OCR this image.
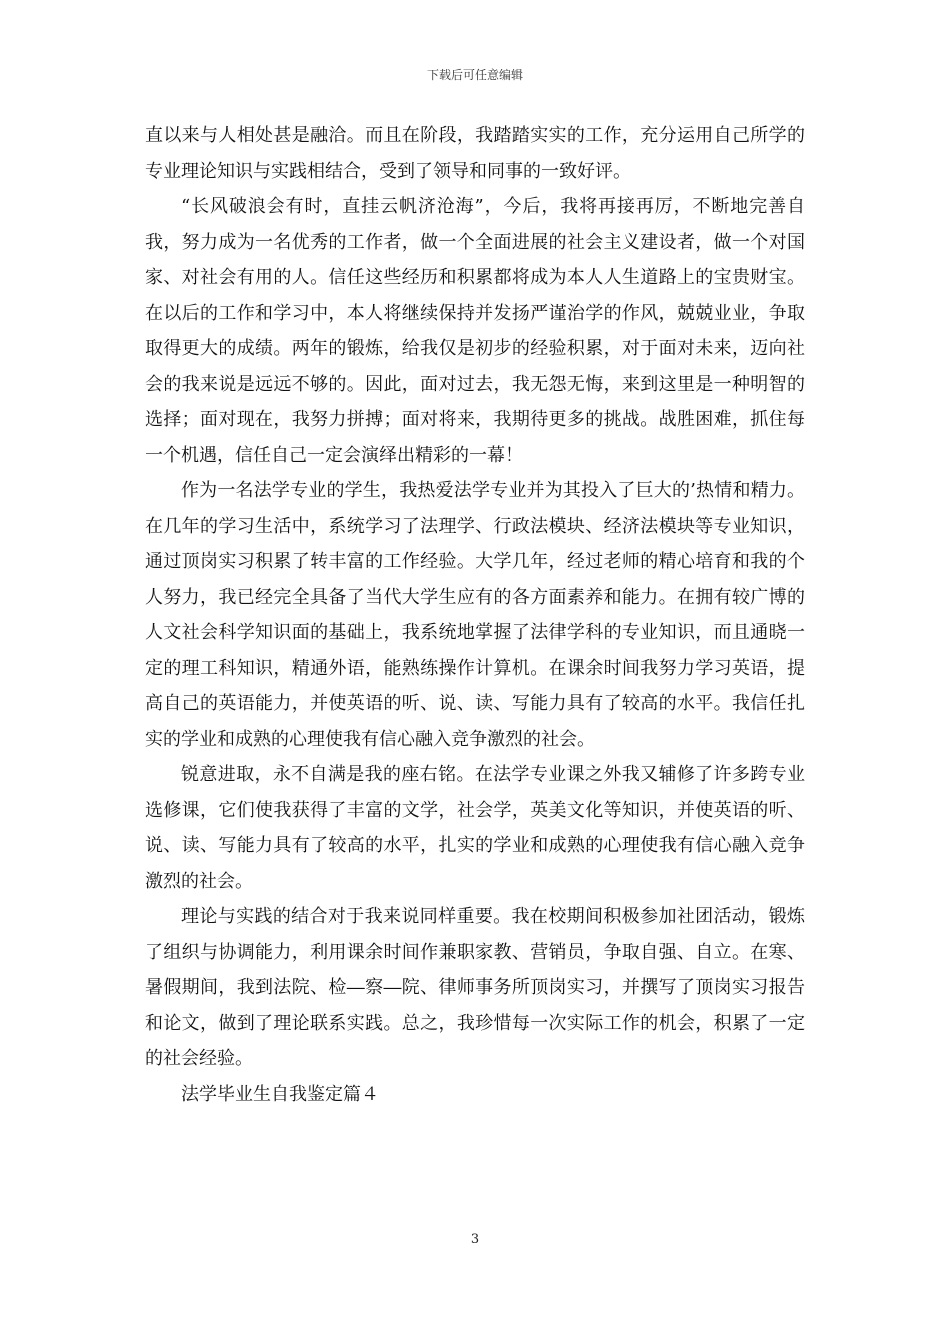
下载后可任意编辑

直以来与人相处甚是融洽。而且在阶段，我踏踏实实的工作，充分运用自己所学的专业理论知识与实践相结合，受到了领导和同事的一致好评。

“长风破浪会有时，直挂云帆济沧海”，今后，我将再接再厉，不断地完善自我，努力成为一名优秀的工作者，做一个全面进展的社会主义建设者，做一个对国家、对社会有用的人。信任这些经历和积累都将成为本人人生道路上的宝贵财宝。在以后的工作和学习中，本人将继续保持并发扬严谨治学的作风，兢兢业业，争取取得更大的成绩。两年的锻炼，给我仅是初步的经验积累，对于面对未来，迈向社会的我来说是远远不够的。因此，面对过去，我无怨无悔，来到这里是一种明智的选择；面对现在，我努力拼搏；面对将来，我期待更多的挑战。战胜困难，抓住每一个机遇，信任自己一定会演绎出精彩的一幕！

作为一名法学专业的学生，我热爱法学专业并为其投入了巨大的’热情和精力。在几年的学习生活中，系统学习了法理学、行政法模块、经济法模块等专业知识，通过顶岗实习积累了转丰富的工作经验。大学几年，经过老师的精心培育和我的个人努力，我已经完全具备了当代大学生应有的各方面素养和能力。在拥有较广博的人文社会科学知识面的基础上，我系统地掌握了法律学科的专业知识，而且通晓一定的理工科知识，精通外语，能熟练操作计算机。在课余时间我努力学习英语，提高自己的英语能力，并使英语的听、说、读、写能力具有了较高的水平。我信任扎实的学业和成熟的心理使我有信心融入竞争激烈的社会。

锐意进取，永不自满是我的座右铭。在法学专业课之外我又辅修了许多跨专业选修课，它们使我获得了丰富的文学，社会学，英美文化等知识，并使英语的听、说、读、写能力具有了较高的水平，扎实的学业和成熟的心理使我有信心融入竞争激烈的社会。

理论与实践的结合对于我来说同样重要。我在校期间积极参加社团活动，锻炼了组织与协调能力，利用课余时间作兼职家教、营销员，争取自强、自立。在寒、暑假期间，我到法院、检―察―院、律师事务所顶岗实习，并撰写了顶岗实习报告和论文，做到了理论联系实践。总之，我珍惜每一次实际工作的机会，积累了一定的社会经验。

法学毕业生自我鉴定篇４

3
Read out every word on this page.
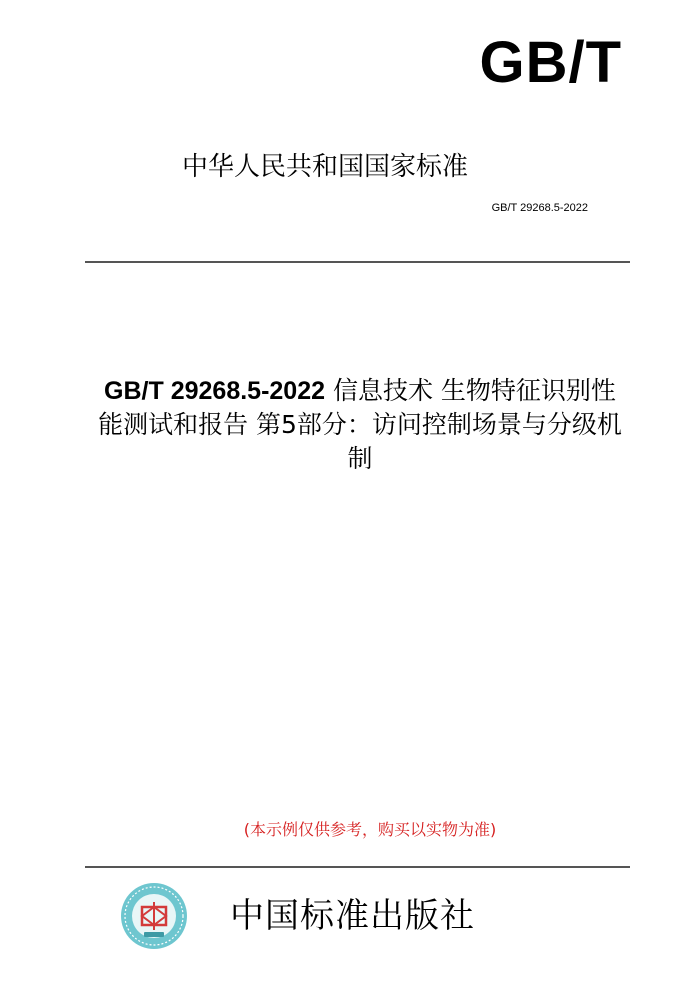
GB/T
中华人民共和国国家标准
GB/T 29268.5-2022
GB/T 29268.5-2022 信息技术 生物特征识别性
能测试和报告 第5部分：访问控制场景与分级机
制
(本示例仅供参考，购买以实物为准)
中国标准出版社
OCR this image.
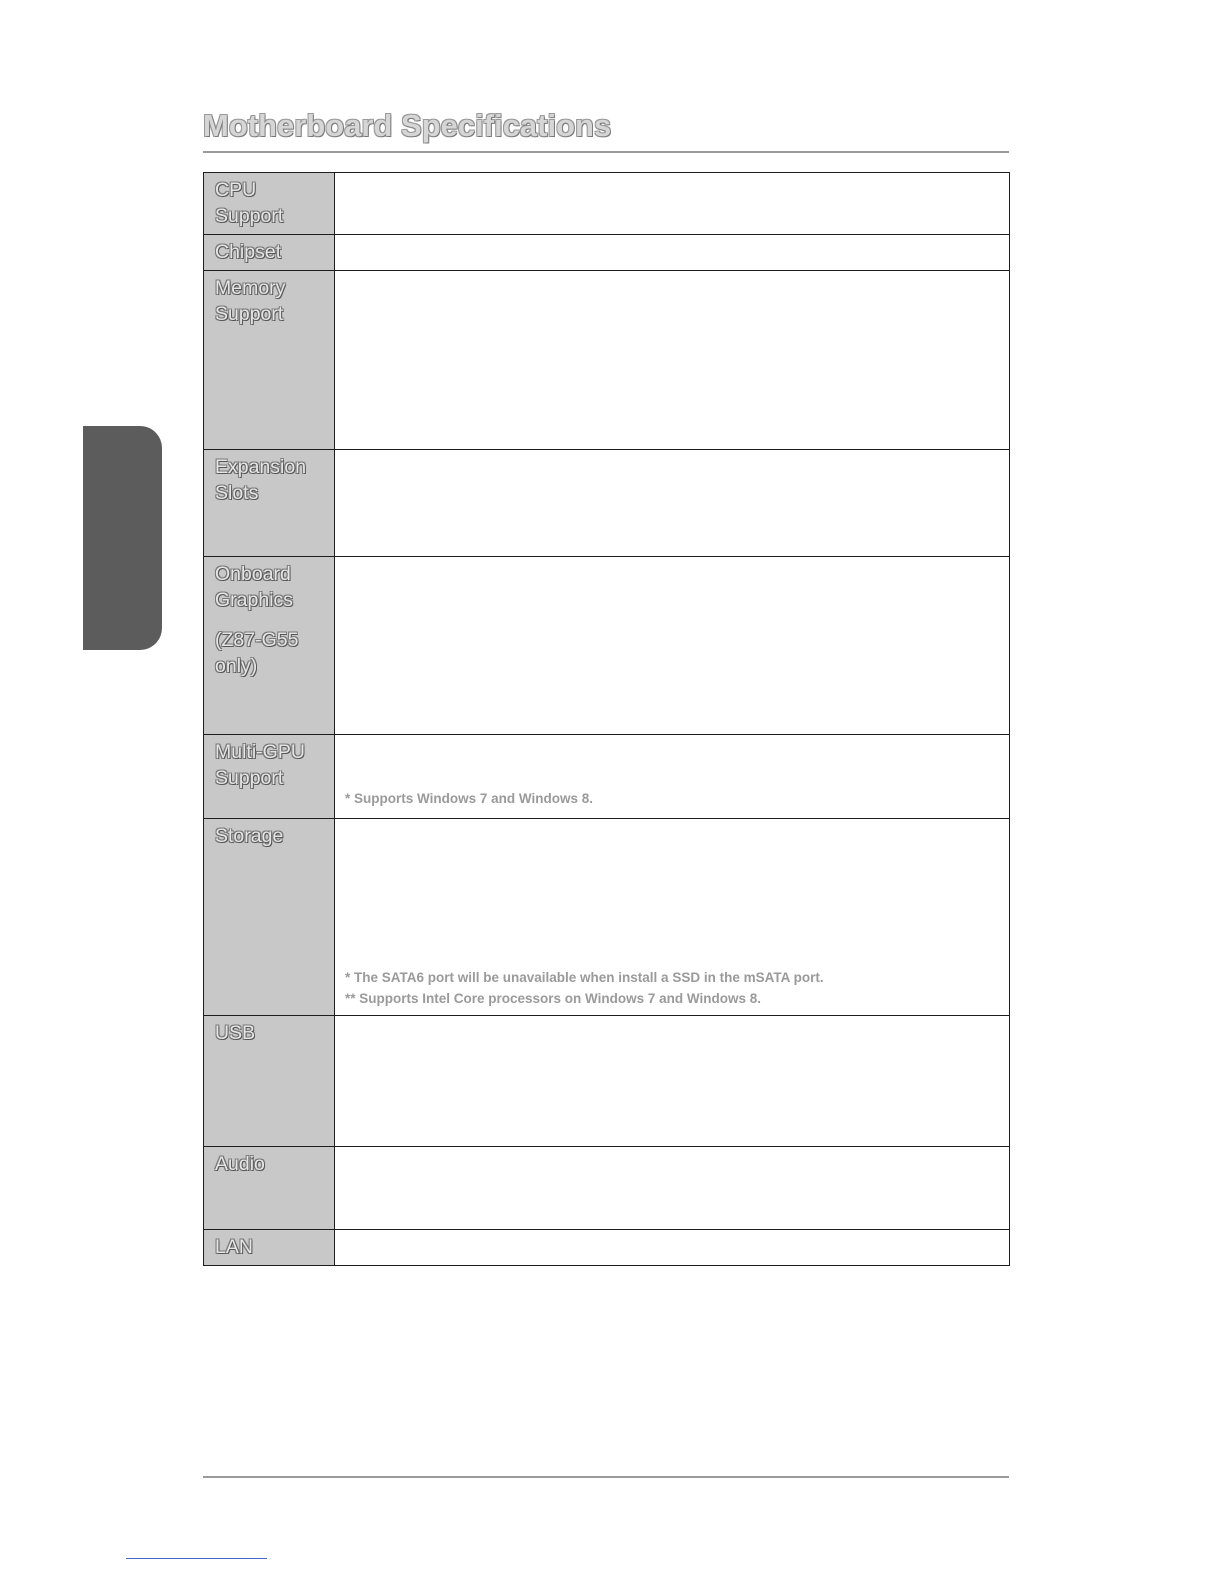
Motherboard Specifications
CPU
Support	

Chipset	

Memory
Support	

Expansion
Slots	

Onboard
Graphics
(Z87-G55
only)	

Multi-GPU
Support	* Supports Windows 7 and Windows 8.

Storage	* The SATA6 port will be unavailable when install a SSD in the mSATA port.
** Supports Intel Core processors on Windows 7 and Windows 8.

USB	

Audio	

LAN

Written problem:
Output an exact copy of the material, with the pictures removed.

Task result:
OCR this image.
下载后可任意编辑

直以来与人相处甚是融洽。而且在阶段，我踏踏实实的工作，充分运用自己所学的专业理论知识与实践相结合，受到了领导和同事的一致好评。

“长风破浪会有时，直挂云帆济沧海”，今后，我将再接再厉，不断地完善自我，努力成为一名优秀的工作者，做一个全面进展的社会主义建设者，做一个对国家、对社会有用的人。信任这些经历和积累都将成为本人人生道路上的宝贵财宝。在以后的工作和学习中，本人将继续保持并发扬严谨治学的作风，兢兢业业，争取取得更大的成绩。两年的锻炼，给我仅是初步的经验积累，对于面对未来，迈向社会的我来说是远远不够的。因此，面对过去，我无怨无悔，来到这里是一种明智的选择；面对现在，我努力拼搏；面对将来，我期待更多的挑战。战胜困难，抓住每一个机遇，信任自己一定会演绎出精彩的一幕！

作为一名法学专业的学生，我热爱法学专业并为其投入了巨大的’热情和精力。在几年的学习生活中，系统学习了法理学、行政法模块、经济法模块等专业知识，通过顶岗实习积累了转丰富的工作经验。大学几年，经过老师的精心培育和我的个人努力，我已经完全具备了当代大学生应有的各方面素养和能力。在拥有较广博的人文社会科学知识面的基础上，我系统地掌握了法律学科的专业知识，而且通晓一定的理工科知识，精通外语，能熟练操作计算机。在课余时间我努力学习英语，提高自己的英语能力，并使英语的听、说、读、写能力具有了较高的水平。我信任扎实的学业和成熟的心理使我有信心融入竞争激烈的社会。

锐意进取，永不自满是我的座右铭。在法学专业课之外我又辅修了许多跨专业选修课，它们使我获得了丰富的文学，社会学，英美文化等知识，并使英语的听、说、读、写能力具有了较高的水平，扎实的学业和成熟的心理使我有信心融入竞争激烈的社会。

理论与实践的结合对于我来说同样重要。我在校期间积极参加社团活动，锻炼了组织与协调能力，利用课余时间作兼职家教、营销员，争取自强、自立。在寒、暑假期间，我到法院、检―察―院、律师事务所顶岗实习，并撰写了顶岗实习报告和论文，做到了理论联系实践。总之，我珍惜每一次实际工作的机会，积累了一定的社会经验。

法学毕业生自我鉴定篇４

3
Read out every word on this page.
GB/T
中华人民共和国国家标准
GB/T 29268.5-2022
GB/T 29268.5-2022 信息技术 生物特征识别性
能测试和报告 第5部分：访问控制场景与分级机
制
(本示例仅供参考，购买以实物为准)
中国标准出版社
OCR this image.
Motherboard Specifications
CPU
Support	

Chipset	

Memory
Support	

Expansion
Slots	

Onboard
Graphics
(Z87-G55
only)	

Multi-GPU
Support	* Supports Windows 7 and Windows 8.

Storage	* The SATA6 port will be unavailable when install a SSD in the mSATA port.
** Supports Intel Core processors on Windows 7 and Windows 8.

USB	

Audio	

LAN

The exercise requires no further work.